--- Supplied data ---
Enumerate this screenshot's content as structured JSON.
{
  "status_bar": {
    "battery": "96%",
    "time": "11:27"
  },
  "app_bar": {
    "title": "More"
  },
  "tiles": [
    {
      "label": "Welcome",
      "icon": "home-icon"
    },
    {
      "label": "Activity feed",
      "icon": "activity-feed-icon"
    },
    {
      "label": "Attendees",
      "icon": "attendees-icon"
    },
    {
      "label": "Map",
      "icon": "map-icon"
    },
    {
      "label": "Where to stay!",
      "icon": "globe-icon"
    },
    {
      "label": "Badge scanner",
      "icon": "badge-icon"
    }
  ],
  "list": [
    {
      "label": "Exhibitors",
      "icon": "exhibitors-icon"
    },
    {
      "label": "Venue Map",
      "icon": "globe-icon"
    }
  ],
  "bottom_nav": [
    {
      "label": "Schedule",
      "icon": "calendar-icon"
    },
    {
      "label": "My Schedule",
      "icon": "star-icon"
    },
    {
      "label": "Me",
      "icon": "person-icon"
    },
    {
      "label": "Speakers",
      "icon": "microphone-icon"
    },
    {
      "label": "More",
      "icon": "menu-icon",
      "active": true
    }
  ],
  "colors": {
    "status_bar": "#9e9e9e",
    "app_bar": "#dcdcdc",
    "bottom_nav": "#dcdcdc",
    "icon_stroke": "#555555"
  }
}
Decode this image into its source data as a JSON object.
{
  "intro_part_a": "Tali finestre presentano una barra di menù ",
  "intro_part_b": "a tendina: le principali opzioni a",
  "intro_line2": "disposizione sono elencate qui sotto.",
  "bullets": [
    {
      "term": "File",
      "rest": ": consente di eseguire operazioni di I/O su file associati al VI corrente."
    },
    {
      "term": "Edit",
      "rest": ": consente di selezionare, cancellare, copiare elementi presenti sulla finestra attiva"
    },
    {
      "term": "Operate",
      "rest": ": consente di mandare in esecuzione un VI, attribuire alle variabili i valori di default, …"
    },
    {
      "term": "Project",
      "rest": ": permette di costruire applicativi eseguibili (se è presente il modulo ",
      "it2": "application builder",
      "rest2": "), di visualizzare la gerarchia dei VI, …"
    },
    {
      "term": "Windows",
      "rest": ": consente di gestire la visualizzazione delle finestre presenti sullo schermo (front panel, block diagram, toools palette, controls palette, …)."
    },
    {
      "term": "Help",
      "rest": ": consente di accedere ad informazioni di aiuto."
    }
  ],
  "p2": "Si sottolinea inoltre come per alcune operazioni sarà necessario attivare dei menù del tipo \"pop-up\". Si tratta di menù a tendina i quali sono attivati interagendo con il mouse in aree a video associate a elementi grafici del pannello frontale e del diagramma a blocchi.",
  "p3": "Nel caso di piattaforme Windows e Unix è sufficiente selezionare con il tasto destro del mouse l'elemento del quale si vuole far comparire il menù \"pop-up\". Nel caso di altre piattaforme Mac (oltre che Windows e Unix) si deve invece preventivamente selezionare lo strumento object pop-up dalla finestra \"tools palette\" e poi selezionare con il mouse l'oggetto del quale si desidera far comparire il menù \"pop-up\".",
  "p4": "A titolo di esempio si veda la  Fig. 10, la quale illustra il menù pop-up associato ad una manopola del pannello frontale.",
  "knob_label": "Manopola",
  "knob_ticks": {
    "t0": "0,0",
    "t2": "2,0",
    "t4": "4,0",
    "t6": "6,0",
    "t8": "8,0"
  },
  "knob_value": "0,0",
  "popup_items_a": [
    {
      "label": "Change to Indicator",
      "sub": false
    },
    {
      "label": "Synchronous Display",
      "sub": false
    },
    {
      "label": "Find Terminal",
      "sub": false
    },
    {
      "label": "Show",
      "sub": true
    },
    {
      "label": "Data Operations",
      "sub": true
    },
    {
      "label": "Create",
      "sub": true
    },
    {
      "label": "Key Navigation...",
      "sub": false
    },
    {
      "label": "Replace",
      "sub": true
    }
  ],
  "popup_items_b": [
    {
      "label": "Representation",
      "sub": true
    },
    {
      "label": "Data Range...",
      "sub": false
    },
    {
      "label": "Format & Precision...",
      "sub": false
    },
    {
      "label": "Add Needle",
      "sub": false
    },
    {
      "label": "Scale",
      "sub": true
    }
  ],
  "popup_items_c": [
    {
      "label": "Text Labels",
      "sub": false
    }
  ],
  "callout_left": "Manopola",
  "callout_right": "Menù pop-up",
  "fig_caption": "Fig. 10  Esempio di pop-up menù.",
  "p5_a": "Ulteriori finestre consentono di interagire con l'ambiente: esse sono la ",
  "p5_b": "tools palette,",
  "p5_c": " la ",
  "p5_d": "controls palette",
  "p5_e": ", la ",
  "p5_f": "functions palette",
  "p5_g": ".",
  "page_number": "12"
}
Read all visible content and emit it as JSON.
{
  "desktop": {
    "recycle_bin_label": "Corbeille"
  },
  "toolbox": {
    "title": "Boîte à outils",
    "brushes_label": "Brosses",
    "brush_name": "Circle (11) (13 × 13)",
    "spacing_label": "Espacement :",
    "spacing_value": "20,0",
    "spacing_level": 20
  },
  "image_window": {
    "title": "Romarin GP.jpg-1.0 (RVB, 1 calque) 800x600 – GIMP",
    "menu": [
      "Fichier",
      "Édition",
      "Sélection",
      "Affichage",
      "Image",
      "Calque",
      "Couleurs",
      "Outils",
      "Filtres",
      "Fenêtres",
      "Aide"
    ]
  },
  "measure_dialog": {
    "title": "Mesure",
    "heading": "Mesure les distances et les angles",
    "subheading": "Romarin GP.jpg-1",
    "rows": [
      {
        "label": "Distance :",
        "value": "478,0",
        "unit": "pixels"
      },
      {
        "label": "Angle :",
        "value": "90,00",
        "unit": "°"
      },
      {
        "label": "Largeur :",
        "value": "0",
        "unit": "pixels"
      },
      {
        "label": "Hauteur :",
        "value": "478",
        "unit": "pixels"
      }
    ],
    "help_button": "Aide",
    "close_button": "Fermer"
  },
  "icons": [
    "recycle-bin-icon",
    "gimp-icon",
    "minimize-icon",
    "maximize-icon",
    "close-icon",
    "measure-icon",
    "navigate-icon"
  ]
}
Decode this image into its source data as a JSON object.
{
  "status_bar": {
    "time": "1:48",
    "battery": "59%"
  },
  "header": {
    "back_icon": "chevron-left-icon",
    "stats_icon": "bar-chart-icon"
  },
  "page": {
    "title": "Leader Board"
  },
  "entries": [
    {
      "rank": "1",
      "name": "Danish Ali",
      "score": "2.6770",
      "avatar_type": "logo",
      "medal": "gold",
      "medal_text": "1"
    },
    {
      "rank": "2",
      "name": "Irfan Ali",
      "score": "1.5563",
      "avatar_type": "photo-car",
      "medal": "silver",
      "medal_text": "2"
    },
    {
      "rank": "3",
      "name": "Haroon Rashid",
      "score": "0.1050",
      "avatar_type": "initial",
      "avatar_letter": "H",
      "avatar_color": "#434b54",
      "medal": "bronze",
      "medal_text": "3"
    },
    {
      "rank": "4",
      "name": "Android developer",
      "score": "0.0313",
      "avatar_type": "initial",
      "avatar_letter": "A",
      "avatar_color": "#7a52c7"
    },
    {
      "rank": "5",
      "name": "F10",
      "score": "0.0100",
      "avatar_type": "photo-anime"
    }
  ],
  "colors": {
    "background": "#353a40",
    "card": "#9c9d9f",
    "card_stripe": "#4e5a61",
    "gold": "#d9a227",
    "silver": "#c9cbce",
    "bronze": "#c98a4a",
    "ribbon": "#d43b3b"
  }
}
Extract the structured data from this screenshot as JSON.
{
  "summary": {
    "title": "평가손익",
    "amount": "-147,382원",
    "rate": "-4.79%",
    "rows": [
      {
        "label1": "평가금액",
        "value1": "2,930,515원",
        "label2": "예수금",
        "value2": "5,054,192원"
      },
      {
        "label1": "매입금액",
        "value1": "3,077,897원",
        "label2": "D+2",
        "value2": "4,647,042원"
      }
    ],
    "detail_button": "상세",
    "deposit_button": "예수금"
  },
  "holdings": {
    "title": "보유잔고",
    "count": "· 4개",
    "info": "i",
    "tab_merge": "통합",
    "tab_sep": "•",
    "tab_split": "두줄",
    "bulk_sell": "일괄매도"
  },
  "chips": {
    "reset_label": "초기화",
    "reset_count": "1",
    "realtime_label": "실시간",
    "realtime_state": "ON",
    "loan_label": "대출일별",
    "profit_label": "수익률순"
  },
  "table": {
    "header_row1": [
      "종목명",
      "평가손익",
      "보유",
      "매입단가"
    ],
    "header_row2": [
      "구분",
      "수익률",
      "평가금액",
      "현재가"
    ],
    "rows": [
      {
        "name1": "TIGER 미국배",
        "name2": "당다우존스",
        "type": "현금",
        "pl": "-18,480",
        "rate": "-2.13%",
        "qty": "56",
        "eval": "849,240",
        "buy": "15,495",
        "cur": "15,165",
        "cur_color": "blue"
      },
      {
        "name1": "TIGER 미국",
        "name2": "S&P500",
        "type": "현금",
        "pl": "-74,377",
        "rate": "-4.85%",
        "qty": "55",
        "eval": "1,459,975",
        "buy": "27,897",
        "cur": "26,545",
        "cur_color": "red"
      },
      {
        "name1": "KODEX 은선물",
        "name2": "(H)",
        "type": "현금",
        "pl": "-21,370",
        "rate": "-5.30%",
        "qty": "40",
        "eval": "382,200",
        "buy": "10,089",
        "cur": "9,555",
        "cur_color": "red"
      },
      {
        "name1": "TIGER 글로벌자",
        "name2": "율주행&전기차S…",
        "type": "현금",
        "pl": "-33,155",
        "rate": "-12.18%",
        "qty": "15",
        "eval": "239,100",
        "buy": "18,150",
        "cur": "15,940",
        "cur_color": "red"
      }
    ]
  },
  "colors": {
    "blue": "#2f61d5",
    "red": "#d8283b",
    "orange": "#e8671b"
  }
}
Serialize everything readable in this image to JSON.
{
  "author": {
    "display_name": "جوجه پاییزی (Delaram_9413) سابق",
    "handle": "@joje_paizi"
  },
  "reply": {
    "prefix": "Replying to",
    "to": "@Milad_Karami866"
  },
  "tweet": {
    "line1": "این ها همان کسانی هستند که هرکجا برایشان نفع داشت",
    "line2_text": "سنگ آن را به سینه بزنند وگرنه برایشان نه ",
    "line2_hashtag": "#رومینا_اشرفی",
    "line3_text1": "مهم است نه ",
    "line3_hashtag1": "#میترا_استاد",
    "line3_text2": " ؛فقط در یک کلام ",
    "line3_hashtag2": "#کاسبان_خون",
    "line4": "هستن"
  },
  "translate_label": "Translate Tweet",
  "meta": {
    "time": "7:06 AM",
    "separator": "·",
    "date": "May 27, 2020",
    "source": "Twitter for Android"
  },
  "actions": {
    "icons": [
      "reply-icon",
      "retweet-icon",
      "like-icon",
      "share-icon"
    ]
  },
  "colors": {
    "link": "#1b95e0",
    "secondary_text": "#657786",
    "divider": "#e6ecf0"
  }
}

--- Exercise directions ---
Among the lines of the material above, how many include the string "eval"? Report only that number.

--- Correct answer ---
4